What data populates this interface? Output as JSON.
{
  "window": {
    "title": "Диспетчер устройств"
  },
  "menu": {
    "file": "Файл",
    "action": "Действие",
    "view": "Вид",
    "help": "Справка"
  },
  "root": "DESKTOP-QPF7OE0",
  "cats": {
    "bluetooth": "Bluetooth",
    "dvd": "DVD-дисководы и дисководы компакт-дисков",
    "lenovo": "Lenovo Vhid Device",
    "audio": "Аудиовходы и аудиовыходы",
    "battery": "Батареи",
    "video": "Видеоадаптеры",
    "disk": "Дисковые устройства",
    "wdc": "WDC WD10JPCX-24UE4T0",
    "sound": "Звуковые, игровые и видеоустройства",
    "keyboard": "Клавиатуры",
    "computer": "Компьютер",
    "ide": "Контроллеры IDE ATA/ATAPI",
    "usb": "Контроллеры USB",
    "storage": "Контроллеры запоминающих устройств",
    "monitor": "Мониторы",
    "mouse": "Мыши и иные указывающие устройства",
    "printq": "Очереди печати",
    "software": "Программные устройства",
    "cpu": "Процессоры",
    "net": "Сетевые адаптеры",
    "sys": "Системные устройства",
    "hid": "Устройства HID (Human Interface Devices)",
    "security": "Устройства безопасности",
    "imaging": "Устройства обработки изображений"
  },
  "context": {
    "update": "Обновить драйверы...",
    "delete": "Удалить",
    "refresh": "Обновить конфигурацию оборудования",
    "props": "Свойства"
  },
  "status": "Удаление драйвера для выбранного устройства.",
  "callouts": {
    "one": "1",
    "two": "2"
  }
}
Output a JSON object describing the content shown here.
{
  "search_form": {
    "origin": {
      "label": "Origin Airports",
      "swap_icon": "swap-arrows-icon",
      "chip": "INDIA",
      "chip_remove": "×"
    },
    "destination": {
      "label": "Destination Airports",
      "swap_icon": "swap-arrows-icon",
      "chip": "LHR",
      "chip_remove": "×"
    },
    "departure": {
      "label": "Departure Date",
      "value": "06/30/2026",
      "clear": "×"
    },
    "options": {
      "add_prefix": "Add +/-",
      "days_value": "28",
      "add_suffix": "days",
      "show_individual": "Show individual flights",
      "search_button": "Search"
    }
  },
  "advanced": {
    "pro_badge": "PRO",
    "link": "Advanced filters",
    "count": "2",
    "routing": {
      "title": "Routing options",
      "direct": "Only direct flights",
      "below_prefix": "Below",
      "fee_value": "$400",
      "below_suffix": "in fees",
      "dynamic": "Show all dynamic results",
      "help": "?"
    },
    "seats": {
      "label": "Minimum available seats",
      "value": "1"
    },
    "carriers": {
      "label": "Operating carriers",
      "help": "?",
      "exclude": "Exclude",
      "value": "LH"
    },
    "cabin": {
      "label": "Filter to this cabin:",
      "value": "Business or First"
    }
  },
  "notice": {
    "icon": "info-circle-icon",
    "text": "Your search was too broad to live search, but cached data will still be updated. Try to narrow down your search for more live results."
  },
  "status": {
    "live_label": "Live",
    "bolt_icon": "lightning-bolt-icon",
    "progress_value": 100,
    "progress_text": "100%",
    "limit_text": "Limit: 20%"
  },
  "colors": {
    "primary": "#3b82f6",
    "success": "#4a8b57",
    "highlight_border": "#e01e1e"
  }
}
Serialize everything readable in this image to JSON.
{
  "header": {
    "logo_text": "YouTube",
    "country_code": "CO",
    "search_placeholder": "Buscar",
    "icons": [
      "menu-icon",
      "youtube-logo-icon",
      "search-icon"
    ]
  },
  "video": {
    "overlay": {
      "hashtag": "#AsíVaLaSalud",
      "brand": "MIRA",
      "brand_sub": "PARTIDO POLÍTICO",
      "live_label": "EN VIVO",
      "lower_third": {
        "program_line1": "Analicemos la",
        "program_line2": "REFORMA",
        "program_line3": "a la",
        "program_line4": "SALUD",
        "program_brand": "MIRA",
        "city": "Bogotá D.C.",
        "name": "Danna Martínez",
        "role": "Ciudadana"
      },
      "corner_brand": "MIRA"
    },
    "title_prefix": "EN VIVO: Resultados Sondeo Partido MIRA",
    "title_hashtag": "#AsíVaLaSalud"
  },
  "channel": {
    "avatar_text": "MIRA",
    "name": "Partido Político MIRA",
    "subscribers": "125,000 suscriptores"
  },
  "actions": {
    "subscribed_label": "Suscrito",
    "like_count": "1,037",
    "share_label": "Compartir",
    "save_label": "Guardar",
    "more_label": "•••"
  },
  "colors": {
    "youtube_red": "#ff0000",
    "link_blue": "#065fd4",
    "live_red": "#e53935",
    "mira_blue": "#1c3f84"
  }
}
────────────────────
Retype all of the data shown above, word for word.

What data populates this interface? Output as JSON.
{
  "window": {
    "title": "Диспетчер устройств"
  },
  "menu": {
    "file": "Файл",
    "action": "Действие",
    "view": "Вид",
    "help": "Справка"
  },
  "root": "DESKTOP-QPF7OE0",
  "cats": {
    "bluetooth": "Bluetooth",
    "dvd": "DVD-дисководы и дисководы компакт-дисков",
    "lenovo": "Lenovo Vhid Device",
    "audio": "Аудиовходы и аудиовыходы",
    "battery": "Батареи",
    "video": "Видеоадаптеры",
    "disk": "Дисковые устройства",
    "wdc": "WDC WD10JPCX-24UE4T0",
    "sound": "Звуковые, игровые и видеоустройства",
    "keyboard": "Клавиатуры",
    "computer": "Компьютер",
    "ide": "Контроллеры IDE ATA/ATAPI",
    "usb": "Контроллеры USB",
    "storage": "Контроллеры запоминающих устройств",
    "monitor": "Мониторы",
    "mouse": "Мыши и иные указывающие устройства",
    "printq": "Очереди печати",
    "software": "Программные устройства",
    "cpu": "Процессоры",
    "net": "Сетевые адаптеры",
    "sys": "Системные устройства",
    "hid": "Устройства HID (Human Interface Devices)",
    "security": "Устройства безопасности",
    "imaging": "Устройства обработки изображений"
  },
  "context": {
    "update": "Обновить драйверы...",
    "delete": "Удалить",
    "refresh": "Обновить конфигурацию оборудования",
    "props": "Свойства"
  },
  "status": "Удаление драйвера для выбранного устройства.",
  "callouts": {
    "one": "1",
    "two": "2"
  }
}
Output a JSON object describing the content shown here.
{
  "search_form": {
    "origin": {
      "label": "Origin Airports",
      "swap_icon": "swap-arrows-icon",
      "chip": "INDIA",
      "chip_remove": "×"
    },
    "destination": {
      "label": "Destination Airports",
      "swap_icon": "swap-arrows-icon",
      "chip": "LHR",
      "chip_remove": "×"
    },
    "departure": {
      "label": "Departure Date",
      "value": "06/30/2026",
      "clear": "×"
    },
    "options": {
      "add_prefix": "Add +/-",
      "days_value": "28",
      "add_suffix": "days",
      "show_individual": "Show individual flights",
      "search_button": "Search"
    }
  },
  "advanced": {
    "pro_badge": "PRO",
    "link": "Advanced filters",
    "count": "2",
    "routing": {
      "title": "Routing options",
      "direct": "Only direct flights",
      "below_prefix": "Below",
      "fee_value": "$400",
      "below_suffix": "in fees",
      "dynamic": "Show all dynamic results",
      "help": "?"
    },
    "seats": {
      "label": "Minimum available seats",
      "value": "1"
    },
    "carriers": {
      "label": "Operating carriers",
      "help": "?",
      "exclude": "Exclude",
      "value": "LH"
    },
    "cabin": {
      "label": "Filter to this cabin:",
      "value": "Business or First"
    }
  },
  "notice": {
    "icon": "info-circle-icon",
    "text": "Your search was too broad to live search, but cached data will still be updated. Try to narrow down your search for more live results."
  },
  "status": {
    "live_label": "Live",
    "bolt_icon": "lightning-bolt-icon",
    "progress_value": 100,
    "progress_text": "100%",
    "limit_text": "Limit: 20%"
  },
  "colors": {
    "primary": "#3b82f6",
    "success": "#4a8b57",
    "highlight_border": "#e01e1e"
  }
}
Serialize everything readable in this image to JSON.
{
  "header": {
    "logo_text": "YouTube",
    "country_code": "CO",
    "search_placeholder": "Buscar",
    "icons": [
      "menu-icon",
      "youtube-logo-icon",
      "search-icon"
    ]
  },
  "video": {
    "overlay": {
      "hashtag": "#AsíVaLaSalud",
      "brand": "MIRA",
      "brand_sub": "PARTIDO POLÍTICO",
      "live_label": "EN VIVO",
      "lower_third": {
        "program_line1": "Analicemos la",
        "program_line2": "REFORMA",
        "program_line3": "a la",
        "program_line4": "SALUD",
        "program_brand": "MIRA",
        "city": "Bogotá D.C.",
        "name": "Danna Martínez",
        "role": "Ciudadana"
      },
      "corner_brand": "MIRA"
    },
    "title_prefix": "EN VIVO: Resultados Sondeo Partido MIRA",
    "title_hashtag": "#AsíVaLaSalud"
  },
  "channel": {
    "avatar_text": "MIRA",
    "name": "Partido Político MIRA",
    "subscribers": "125,000 suscriptores"
  },
  "actions": {
    "subscribed_label": "Suscrito",
    "like_count": "1,037",
    "share_label": "Compartir",
    "save_label": "Guardar",
    "more_label": "•••"
  },
  "colors": {
    "youtube_red": "#ff0000",
    "link_blue": "#065fd4",
    "live_red": "#e53935",
    "mira_blue": "#1c3f84"
  }
}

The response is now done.